(Stored data)
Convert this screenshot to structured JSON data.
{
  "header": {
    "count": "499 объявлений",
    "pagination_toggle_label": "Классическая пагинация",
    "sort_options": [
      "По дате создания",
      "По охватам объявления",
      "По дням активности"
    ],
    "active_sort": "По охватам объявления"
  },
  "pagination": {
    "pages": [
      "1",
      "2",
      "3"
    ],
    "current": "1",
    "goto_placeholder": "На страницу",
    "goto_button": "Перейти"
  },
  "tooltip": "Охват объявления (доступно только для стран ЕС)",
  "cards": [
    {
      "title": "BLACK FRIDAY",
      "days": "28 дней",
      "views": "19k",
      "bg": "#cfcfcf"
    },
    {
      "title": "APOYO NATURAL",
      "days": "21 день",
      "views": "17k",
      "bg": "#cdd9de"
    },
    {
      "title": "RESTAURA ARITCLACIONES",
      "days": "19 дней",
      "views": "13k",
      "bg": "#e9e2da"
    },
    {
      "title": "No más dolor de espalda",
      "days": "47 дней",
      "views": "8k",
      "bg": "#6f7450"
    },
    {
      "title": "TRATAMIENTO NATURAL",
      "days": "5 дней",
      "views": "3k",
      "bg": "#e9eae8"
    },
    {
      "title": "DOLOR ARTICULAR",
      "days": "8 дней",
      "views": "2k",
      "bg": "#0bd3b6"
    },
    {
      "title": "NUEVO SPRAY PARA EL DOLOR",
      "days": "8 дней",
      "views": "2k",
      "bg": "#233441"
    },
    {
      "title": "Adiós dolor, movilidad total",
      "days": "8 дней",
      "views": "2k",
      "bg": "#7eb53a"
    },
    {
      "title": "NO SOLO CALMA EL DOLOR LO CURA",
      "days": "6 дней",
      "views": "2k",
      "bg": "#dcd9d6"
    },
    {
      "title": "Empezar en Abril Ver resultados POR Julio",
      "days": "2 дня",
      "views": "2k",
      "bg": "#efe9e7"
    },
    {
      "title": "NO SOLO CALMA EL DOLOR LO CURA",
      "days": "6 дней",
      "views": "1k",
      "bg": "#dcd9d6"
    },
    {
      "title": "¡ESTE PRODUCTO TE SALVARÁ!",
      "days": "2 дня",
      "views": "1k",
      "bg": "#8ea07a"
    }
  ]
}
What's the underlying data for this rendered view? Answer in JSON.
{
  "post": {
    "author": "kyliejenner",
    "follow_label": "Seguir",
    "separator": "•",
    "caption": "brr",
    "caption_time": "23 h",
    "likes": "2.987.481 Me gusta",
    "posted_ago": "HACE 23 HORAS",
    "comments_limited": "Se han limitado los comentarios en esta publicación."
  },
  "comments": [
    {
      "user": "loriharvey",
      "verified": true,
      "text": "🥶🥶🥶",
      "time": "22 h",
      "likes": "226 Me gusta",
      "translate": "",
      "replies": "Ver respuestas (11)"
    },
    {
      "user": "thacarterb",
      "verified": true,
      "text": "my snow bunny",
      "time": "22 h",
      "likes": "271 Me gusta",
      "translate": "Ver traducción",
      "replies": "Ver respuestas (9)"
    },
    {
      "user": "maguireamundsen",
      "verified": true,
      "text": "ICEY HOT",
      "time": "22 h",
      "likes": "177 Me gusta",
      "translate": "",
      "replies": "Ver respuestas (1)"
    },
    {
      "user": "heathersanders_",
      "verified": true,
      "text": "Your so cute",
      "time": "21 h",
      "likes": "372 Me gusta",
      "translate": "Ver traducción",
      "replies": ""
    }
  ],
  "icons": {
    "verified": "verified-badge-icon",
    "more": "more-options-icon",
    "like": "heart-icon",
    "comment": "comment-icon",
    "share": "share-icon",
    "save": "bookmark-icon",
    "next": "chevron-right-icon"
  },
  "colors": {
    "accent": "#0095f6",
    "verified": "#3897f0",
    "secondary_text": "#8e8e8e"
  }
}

* _Requirement_: Check each line of the records above for the word "likes", then give the number of lines that have it, with no other words.

* _Final result_: 5